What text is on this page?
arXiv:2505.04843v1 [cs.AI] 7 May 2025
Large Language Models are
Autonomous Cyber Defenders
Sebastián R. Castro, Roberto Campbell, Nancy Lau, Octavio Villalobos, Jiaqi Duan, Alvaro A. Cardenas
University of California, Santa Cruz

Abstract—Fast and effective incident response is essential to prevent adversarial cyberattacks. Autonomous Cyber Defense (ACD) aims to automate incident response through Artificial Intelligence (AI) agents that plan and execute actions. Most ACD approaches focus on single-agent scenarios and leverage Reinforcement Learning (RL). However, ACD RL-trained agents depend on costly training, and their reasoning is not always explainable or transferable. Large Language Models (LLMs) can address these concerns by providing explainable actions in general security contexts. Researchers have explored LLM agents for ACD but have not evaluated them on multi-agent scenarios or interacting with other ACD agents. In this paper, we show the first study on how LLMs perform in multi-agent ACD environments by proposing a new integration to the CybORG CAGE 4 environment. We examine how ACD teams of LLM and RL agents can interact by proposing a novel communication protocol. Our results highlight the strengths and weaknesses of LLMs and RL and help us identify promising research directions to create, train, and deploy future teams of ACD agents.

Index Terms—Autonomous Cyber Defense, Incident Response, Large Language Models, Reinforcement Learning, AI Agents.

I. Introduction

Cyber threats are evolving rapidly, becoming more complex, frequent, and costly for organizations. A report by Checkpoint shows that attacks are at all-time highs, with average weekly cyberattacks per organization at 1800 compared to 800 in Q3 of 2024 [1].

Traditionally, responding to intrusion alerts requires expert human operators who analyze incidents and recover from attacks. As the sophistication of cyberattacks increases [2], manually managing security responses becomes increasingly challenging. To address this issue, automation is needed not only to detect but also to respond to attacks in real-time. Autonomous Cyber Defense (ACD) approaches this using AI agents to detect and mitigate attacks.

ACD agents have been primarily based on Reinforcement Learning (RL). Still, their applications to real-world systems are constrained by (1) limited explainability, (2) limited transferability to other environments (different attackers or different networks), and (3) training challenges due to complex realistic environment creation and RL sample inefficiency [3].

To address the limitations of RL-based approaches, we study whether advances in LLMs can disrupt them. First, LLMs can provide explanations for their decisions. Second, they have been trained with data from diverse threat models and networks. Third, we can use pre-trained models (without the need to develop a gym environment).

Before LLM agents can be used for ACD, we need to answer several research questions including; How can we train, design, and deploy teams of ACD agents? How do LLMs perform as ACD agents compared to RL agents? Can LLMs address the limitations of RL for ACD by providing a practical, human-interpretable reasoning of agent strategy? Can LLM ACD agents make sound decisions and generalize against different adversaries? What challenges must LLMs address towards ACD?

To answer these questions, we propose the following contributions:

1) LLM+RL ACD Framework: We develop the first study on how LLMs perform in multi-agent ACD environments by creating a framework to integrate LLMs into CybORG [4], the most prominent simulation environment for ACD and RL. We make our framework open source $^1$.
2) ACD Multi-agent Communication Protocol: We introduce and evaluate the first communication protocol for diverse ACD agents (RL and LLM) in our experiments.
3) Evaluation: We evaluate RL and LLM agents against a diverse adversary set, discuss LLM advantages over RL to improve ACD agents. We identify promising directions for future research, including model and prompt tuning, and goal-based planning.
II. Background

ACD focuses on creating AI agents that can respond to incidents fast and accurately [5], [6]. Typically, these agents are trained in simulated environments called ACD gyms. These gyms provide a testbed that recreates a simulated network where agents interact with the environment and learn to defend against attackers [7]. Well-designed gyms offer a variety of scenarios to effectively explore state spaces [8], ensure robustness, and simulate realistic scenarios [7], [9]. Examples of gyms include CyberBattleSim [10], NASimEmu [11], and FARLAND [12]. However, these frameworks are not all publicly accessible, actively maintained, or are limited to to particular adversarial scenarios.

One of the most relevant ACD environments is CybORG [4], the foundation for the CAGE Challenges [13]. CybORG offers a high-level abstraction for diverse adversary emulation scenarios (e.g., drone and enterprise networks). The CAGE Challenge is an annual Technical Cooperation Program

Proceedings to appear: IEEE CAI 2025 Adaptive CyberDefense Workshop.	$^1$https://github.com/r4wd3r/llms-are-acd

•••••

Report the number of lines in the listing above that include the word "What", and nothing else.

2